**What the exercise asks:**
Copy every line of the listing that holds the string "JSON".

**Dataset records:**

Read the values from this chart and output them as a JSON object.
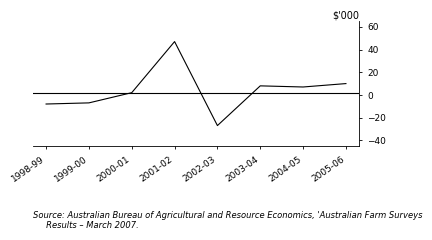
{
  "x_labels": [
    "1998-99",
    "1999-00",
    "2000-01",
    "2001-02",
    "2002-03",
    "2003-04",
    "2004-05",
    "2005-06"
  ],
  "x_values": [
    0,
    1,
    2,
    3,
    4,
    5,
    6,
    7
  ],
  "y_values": [
    -8,
    -7,
    2,
    47,
    -27,
    8,
    7,
    10
  ],
  "reference_line_y": 2,
  "ylim": [
    -45,
    65
  ],
  "yticks": [
    -40,
    -20,
    0,
    20,
    40,
    60
  ],
  "ylabel": "$'000",
  "line_color": "#000000",
  "ref_line_color": "#000000",
  "background_color": "#ffffff",
  "source_text": "Source: Australian Bureau of Agricultural and Resource Economics, 'Australian Farm Surveys\n     Results – March 2007.",
  "source_fontsize": 6.0,
  "tick_fontsize": 6.5,
  "ylabel_fontsize": 7.0
}
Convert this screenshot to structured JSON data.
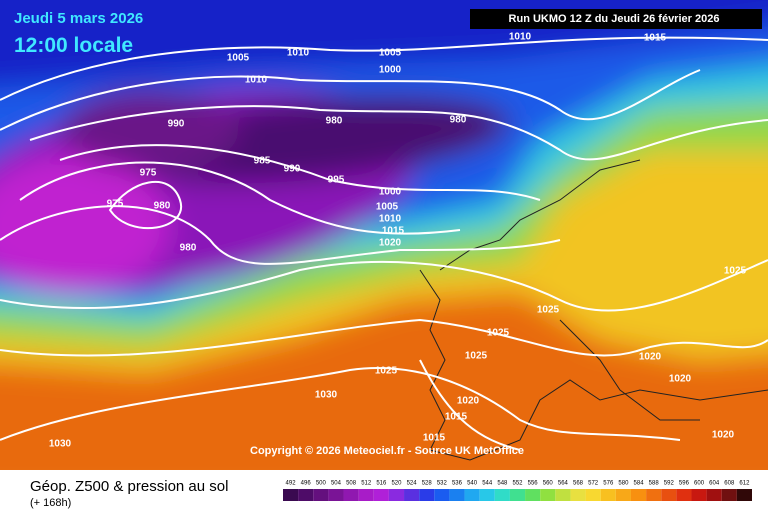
{
  "header": {
    "valid_date": "Jeudi 5 mars 2026",
    "valid_time": "12:00 locale",
    "run": "Run UKMO 12 Z du Jeudi 26 février 2026"
  },
  "copyright": "Copyright © 2026 Meteociel.fr - Source UK MetOffice",
  "footer": {
    "title": "Géop. Z500 & pression au sol",
    "lead": "(+ 168h)"
  },
  "isobar_labels": [
    "1005",
    "1010",
    "1010",
    "1005",
    "1000",
    "1010",
    "1015",
    "990",
    "980",
    "980",
    "975",
    "985",
    "990",
    "995",
    "975",
    "980",
    "980",
    "1000",
    "1005",
    "1010",
    "1015",
    "1020",
    "1025",
    "1025",
    "1025",
    "1025",
    "1025",
    "1020",
    "1020",
    "1030",
    "1020",
    "1015",
    "1015",
    "1030",
    "1020"
  ],
  "colorbar": {
    "ticks": [
      492,
      496,
      500,
      504,
      508,
      512,
      516,
      520,
      524,
      528,
      532,
      536,
      540,
      544,
      548,
      552,
      556,
      560,
      564,
      568,
      572,
      576,
      580,
      584,
      588,
      592,
      596,
      600,
      604,
      608,
      612
    ],
    "colors": [
      "#3a0a50",
      "#4e0c68",
      "#64107e",
      "#7a1496",
      "#9018b0",
      "#a81cc8",
      "#b020d8",
      "#8a2ae0",
      "#5a30e0",
      "#2a3ce8",
      "#1a5cf0",
      "#1a80f0",
      "#20a8f0",
      "#28c8e8",
      "#30dcc8",
      "#40e090",
      "#60e060",
      "#90e040",
      "#c0e040",
      "#e8e040",
      "#f8d830",
      "#f8c020",
      "#f8a818",
      "#f89010",
      "#f07010",
      "#e85010",
      "#e03010",
      "#c81810",
      "#a01010",
      "#701010",
      "#300808"
    ]
  }
}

**Answer to this task:**
Read the values from this chart and output them as a JSON object.
Convert this screenshot to structured JSON data.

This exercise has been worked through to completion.